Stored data
** begin **
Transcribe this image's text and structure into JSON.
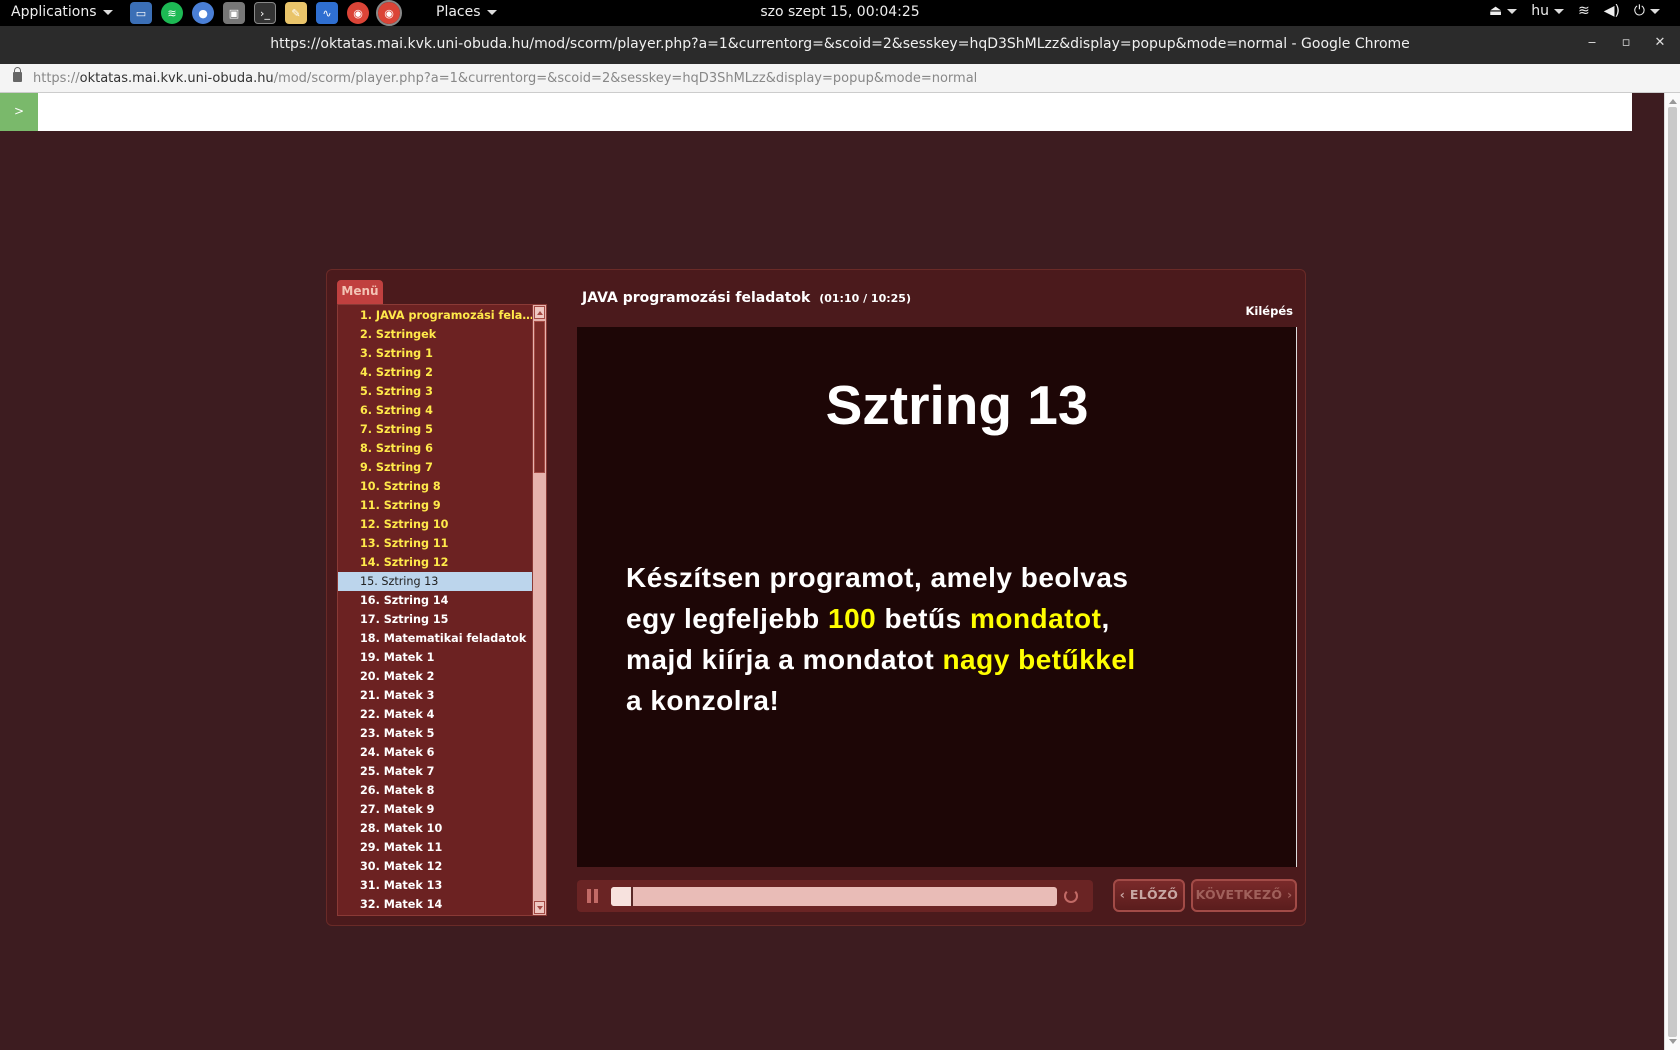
{
  "topbar": {
    "applications": "Applications",
    "places": "Places",
    "clock": "szo szept 15, 00:04:25",
    "keyboard_layout": "hu"
  },
  "window": {
    "title": "https://oktatas.mai.kvk.uni-obuda.hu/mod/scorm/player.php?a=1&currentorg=&scoid=2&sesskey=hqD3ShMLzz&display=popup&mode=normal - Google Chrome"
  },
  "urlbar": {
    "scheme": "https://",
    "host": "oktatas.mai.kvk.uni-obuda.hu",
    "path": "/mod/scorm/player.php?a=1&currentorg=&scoid=2&sesskey=hqD3ShMLzz&display=popup&mode=normal"
  },
  "page": {
    "toggle_label": ">"
  },
  "player": {
    "menu_tab": "Menü",
    "course_title": "JAVA programozási feladatok",
    "time": "(01:10 / 10:25)",
    "exit_label": "Kilépés",
    "progress_fraction": 0.05,
    "prev_label": "‹ ELŐZŐ",
    "next_label": "KÖVETKEZŐ ›",
    "menu_items": [
      {
        "label": "1. JAVA programozási felada...",
        "state": "done"
      },
      {
        "label": "2. Sztringek",
        "state": "done"
      },
      {
        "label": "3. Sztring 1",
        "state": "done"
      },
      {
        "label": "4. Sztring 2",
        "state": "done"
      },
      {
        "label": "5. Sztring 3",
        "state": "done"
      },
      {
        "label": "6. Sztring  4",
        "state": "done"
      },
      {
        "label": "7. Sztring 5",
        "state": "done"
      },
      {
        "label": "8. Sztring 6",
        "state": "done"
      },
      {
        "label": "9. Sztring 7",
        "state": "done"
      },
      {
        "label": "10. Sztring 8",
        "state": "done"
      },
      {
        "label": "11. Sztring 9",
        "state": "done"
      },
      {
        "label": "12. Sztring 10",
        "state": "done"
      },
      {
        "label": "13. Sztring 11",
        "state": "done"
      },
      {
        "label": "14. Sztring 12",
        "state": "done"
      },
      {
        "label": "15. Sztring 13",
        "state": "active"
      },
      {
        "label": "16. Sztring 14",
        "state": "todo"
      },
      {
        "label": "17. Sztring 15",
        "state": "todo"
      },
      {
        "label": "18. Matematikai feladatok",
        "state": "todo"
      },
      {
        "label": "19. Matek 1",
        "state": "todo"
      },
      {
        "label": "20. Matek 2",
        "state": "todo"
      },
      {
        "label": "21. Matek 3",
        "state": "todo"
      },
      {
        "label": "22. Matek 4",
        "state": "todo"
      },
      {
        "label": "23. Matek 5",
        "state": "todo"
      },
      {
        "label": "24. Matek 6",
        "state": "todo"
      },
      {
        "label": "25. Matek 7",
        "state": "todo"
      },
      {
        "label": "26. Matek 8",
        "state": "todo"
      },
      {
        "label": "27. Matek 9",
        "state": "todo"
      },
      {
        "label": "28. Matek 10",
        "state": "todo"
      },
      {
        "label": "29. Matek 11",
        "state": "todo"
      },
      {
        "label": "30. Matek 12",
        "state": "todo"
      },
      {
        "label": "31. Matek 13",
        "state": "todo"
      },
      {
        "label": "32. Matek 14",
        "state": "todo"
      }
    ]
  },
  "slide": {
    "title": "Sztring 13",
    "line1": "Készítsen programot, amely beolvas",
    "line2_a": "egy legfeljebb ",
    "line2_hl1": "100",
    "line2_b": " betűs ",
    "line2_hl2": "mondatot",
    "line2_c": ",",
    "line3_a": "majd kiírja a mondatot ",
    "line3_hl": "nagy betűkkel",
    "line4": "a konzolra!"
  }
}
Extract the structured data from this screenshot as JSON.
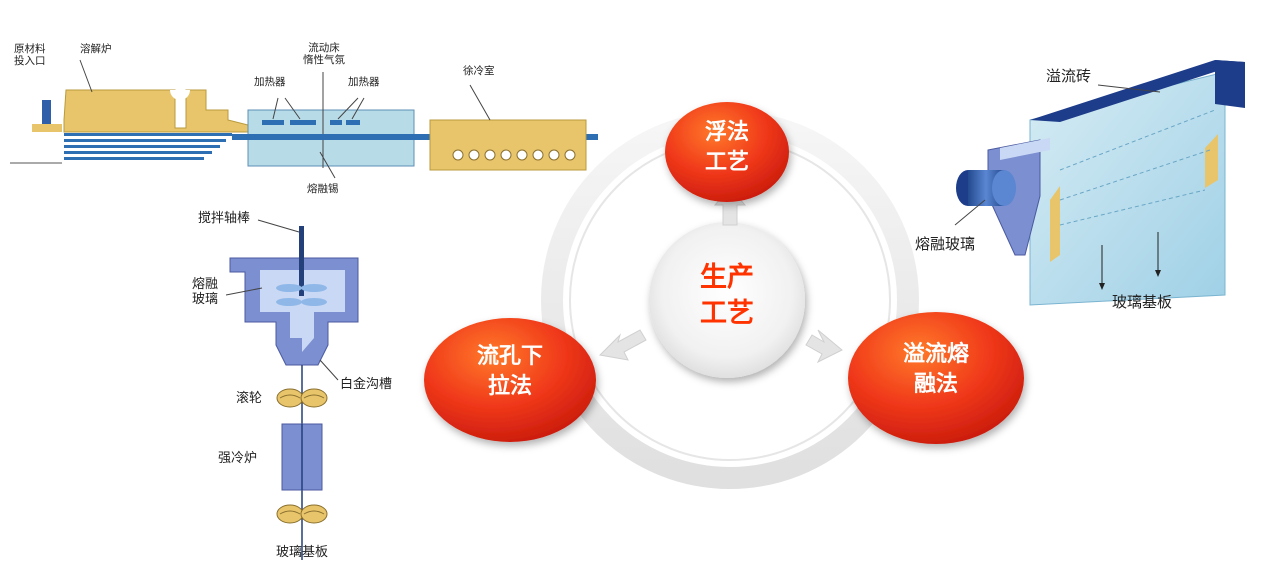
{
  "float_diagram": {
    "raw_material_inlet": [
      "原材料",
      "投入口"
    ],
    "melting_furnace": "溶解炉",
    "fluid_bed": [
      "流动床",
      "惰性气氛"
    ],
    "heater": "加热器",
    "annealing": "徐冷室",
    "molten_tin": "熔融锡"
  },
  "downdraw_diagram": {
    "stir_rod": "搅拌轴棒",
    "molten_glass": [
      "熔融",
      "玻璃"
    ],
    "platinum_trough": "白金沟槽",
    "roller": "滚轮",
    "cooling_furnace": "强冷炉",
    "substrate": "玻璃基板"
  },
  "fusion_diagram": {
    "overflow_brick": "溢流砖",
    "molten_glass": "熔融玻璃",
    "substrate": "玻璃基板"
  },
  "center": {
    "label": [
      "生产",
      "工艺"
    ]
  },
  "methods": {
    "float": [
      "浮法",
      "工艺"
    ],
    "downdraw": [
      "流孔下",
      "拉法"
    ],
    "fusion": [
      "溢流熔",
      "融法"
    ]
  },
  "colors": {
    "furnace_yellow": "#e8c56a",
    "tin_blue": "#2e6fb4",
    "chamber_blue": "#b8dbe8",
    "device_blue": "#7b8fd1",
    "red_circle": "#f0381a",
    "center_text": "#ff3300"
  }
}
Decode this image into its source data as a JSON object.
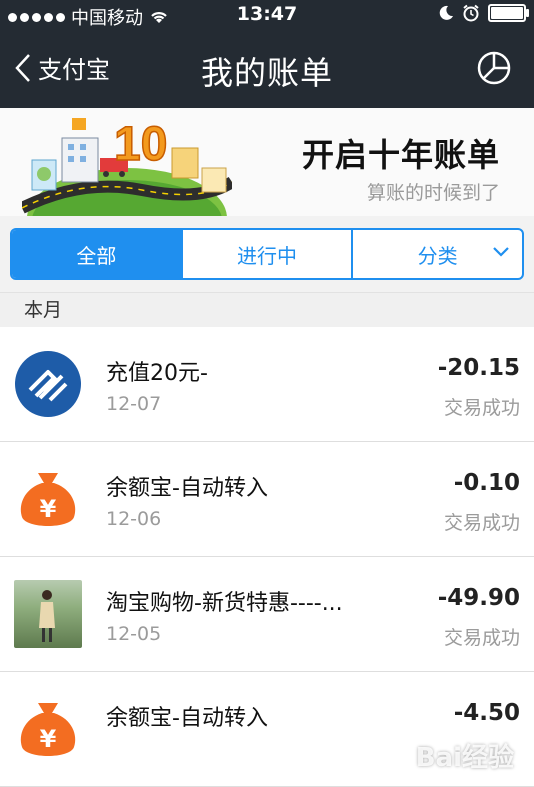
{
  "status_bar": {
    "carrier": "中国移动",
    "time": "13:47"
  },
  "navbar": {
    "back_label": "支付宝",
    "title": "我的账单"
  },
  "banner": {
    "badge_number": "10",
    "title": "开启十年账单",
    "subtitle": "算账的时候到了"
  },
  "tabs": [
    {
      "label": "全部",
      "active": true
    },
    {
      "label": "进行中",
      "active": false
    },
    {
      "label": "分类",
      "active": false
    }
  ],
  "section": {
    "label": "本月"
  },
  "transactions": [
    {
      "title": "充值20元-",
      "date": "12-07",
      "amount": "-20.15",
      "status": "交易成功",
      "icon": "china-mobile-icon"
    },
    {
      "title": "余额宝-自动转入",
      "date": "12-06",
      "amount": "-0.10",
      "status": "交易成功",
      "icon": "yuebao-money-bag-icon"
    },
    {
      "title": "淘宝购物-新货特惠----...",
      "date": "12-05",
      "amount": "-49.90",
      "status": "交易成功",
      "icon": "merchant-photo"
    },
    {
      "title": "余额宝-自动转入",
      "date": "",
      "amount": "-4.50",
      "status": "",
      "icon": "yuebao-money-bag-icon"
    }
  ],
  "watermark": "Bai经验",
  "colors": {
    "header_bg": "#242b33",
    "accent_blue": "#1f8fef",
    "money_bag_orange": "#f36d21",
    "china_mobile_blue": "#1e5ca8"
  }
}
** end **
• **REQUEST**
Omitting all images, print the listing exactly.

• **ANSWER IN FULL**
Transcribe this image's text and structure into JSON.
{
  "topbar": {
    "applications": "Applications",
    "places": "Places",
    "clock": "szo szept 15, 00:04:25",
    "keyboard_layout": "hu"
  },
  "window": {
    "title": "https://oktatas.mai.kvk.uni-obuda.hu/mod/scorm/player.php?a=1&currentorg=&scoid=2&sesskey=hqD3ShMLzz&display=popup&mode=normal - Google Chrome"
  },
  "urlbar": {
    "scheme": "https://",
    "host": "oktatas.mai.kvk.uni-obuda.hu",
    "path": "/mod/scorm/player.php?a=1&currentorg=&scoid=2&sesskey=hqD3ShMLzz&display=popup&mode=normal"
  },
  "page": {
    "toggle_label": ">"
  },
  "player": {
    "menu_tab": "Menü",
    "course_title": "JAVA programozási feladatok",
    "time": "(01:10 / 10:25)",
    "exit_label": "Kilépés",
    "progress_fraction": 0.05,
    "prev_label": "‹ ELŐZŐ",
    "next_label": "KÖVETKEZŐ ›",
    "menu_items": [
      {
        "label": "1. JAVA programozási felada...",
        "state": "done"
      },
      {
        "label": "2. Sztringek",
        "state": "done"
      },
      {
        "label": "3. Sztring 1",
        "state": "done"
      },
      {
        "label": "4. Sztring 2",
        "state": "done"
      },
      {
        "label": "5. Sztring 3",
        "state": "done"
      },
      {
        "label": "6. Sztring  4",
        "state": "done"
      },
      {
        "label": "7. Sztring 5",
        "state": "done"
      },
      {
        "label": "8. Sztring 6",
        "state": "done"
      },
      {
        "label": "9. Sztring 7",
        "state": "done"
      },
      {
        "label": "10. Sztring 8",
        "state": "done"
      },
      {
        "label": "11. Sztring 9",
        "state": "done"
      },
      {
        "label": "12. Sztring 10",
        "state": "done"
      },
      {
        "label": "13. Sztring 11",
        "state": "done"
      },
      {
        "label": "14. Sztring 12",
        "state": "done"
      },
      {
        "label": "15. Sztring 13",
        "state": "active"
      },
      {
        "label": "16. Sztring 14",
        "state": "todo"
      },
      {
        "label": "17. Sztring 15",
        "state": "todo"
      },
      {
        "label": "18. Matematikai feladatok",
        "state": "todo"
      },
      {
        "label": "19. Matek 1",
        "state": "todo"
      },
      {
        "label": "20. Matek 2",
        "state": "todo"
      },
      {
        "label": "21. Matek 3",
        "state": "todo"
      },
      {
        "label": "22. Matek 4",
        "state": "todo"
      },
      {
        "label": "23. Matek 5",
        "state": "todo"
      },
      {
        "label": "24. Matek 6",
        "state": "todo"
      },
      {
        "label": "25. Matek 7",
        "state": "todo"
      },
      {
        "label": "26. Matek 8",
        "state": "todo"
      },
      {
        "label": "27. Matek 9",
        "state": "todo"
      },
      {
        "label": "28. Matek 10",
        "state": "todo"
      },
      {
        "label": "29. Matek 11",
        "state": "todo"
      },
      {
        "label": "30. Matek 12",
        "state": "todo"
      },
      {
        "label": "31. Matek 13",
        "state": "todo"
      },
      {
        "label": "32. Matek 14",
        "state": "todo"
      }
    ]
  },
  "slide": {
    "title": "Sztring 13",
    "line1": "Készítsen programot, amely beolvas",
    "line2_a": "egy legfeljebb ",
    "line2_hl1": "100",
    "line2_b": " betűs ",
    "line2_hl2": "mondatot",
    "line2_c": ",",
    "line3_a": "majd kiírja a mondatot ",
    "line3_hl": "nagy betűkkel",
    "line4": "a konzolra!"
  }
}
Extract the structured data from this screenshot as JSON.
{
  "float_diagram": {
    "raw_material_inlet": [
      "原材料",
      "投入口"
    ],
    "melting_furnace": "溶解炉",
    "fluid_bed": [
      "流动床",
      "惰性气氛"
    ],
    "heater": "加热器",
    "annealing": "徐冷室",
    "molten_tin": "熔融锡"
  },
  "downdraw_diagram": {
    "stir_rod": "搅拌轴棒",
    "molten_glass": [
      "熔融",
      "玻璃"
    ],
    "platinum_trough": "白金沟槽",
    "roller": "滚轮",
    "cooling_furnace": "强冷炉",
    "substrate": "玻璃基板"
  },
  "fusion_diagram": {
    "overflow_brick": "溢流砖",
    "molten_glass": "熔融玻璃",
    "substrate": "玻璃基板"
  },
  "center": {
    "label": [
      "生产",
      "工艺"
    ]
  },
  "methods": {
    "float": [
      "浮法",
      "工艺"
    ],
    "downdraw": [
      "流孔下",
      "拉法"
    ],
    "fusion": [
      "溢流熔",
      "融法"
    ]
  },
  "colors": {
    "furnace_yellow": "#e8c56a",
    "tin_blue": "#2e6fb4",
    "chamber_blue": "#b8dbe8",
    "device_blue": "#7b8fd1",
    "red_circle": "#f0381a",
    "center_text": "#ff3300"
  }
}
Decode this image into its source data as a JSON object.
{
  "status_bar": {
    "carrier": "中国移动",
    "time": "13:47"
  },
  "navbar": {
    "back_label": "支付宝",
    "title": "我的账单"
  },
  "banner": {
    "badge_number": "10",
    "title": "开启十年账单",
    "subtitle": "算账的时候到了"
  },
  "tabs": [
    {
      "label": "全部",
      "active": true
    },
    {
      "label": "进行中",
      "active": false
    },
    {
      "label": "分类",
      "active": false
    }
  ],
  "section": {
    "label": "本月"
  },
  "transactions": [
    {
      "title": "充值20元-",
      "date": "12-07",
      "amount": "-20.15",
      "status": "交易成功",
      "icon": "china-mobile-icon"
    },
    {
      "title": "余额宝-自动转入",
      "date": "12-06",
      "amount": "-0.10",
      "status": "交易成功",
      "icon": "yuebao-money-bag-icon"
    },
    {
      "title": "淘宝购物-新货特惠----...",
      "date": "12-05",
      "amount": "-49.90",
      "status": "交易成功",
      "icon": "merchant-photo"
    },
    {
      "title": "余额宝-自动转入",
      "date": "",
      "amount": "-4.50",
      "status": "",
      "icon": "yuebao-money-bag-icon"
    }
  ],
  "watermark": "Bai经验",
  "colors": {
    "header_bg": "#242b33",
    "accent_blue": "#1f8fef",
    "money_bag_orange": "#f36d21",
    "china_mobile_blue": "#1e5ca8"
  }
}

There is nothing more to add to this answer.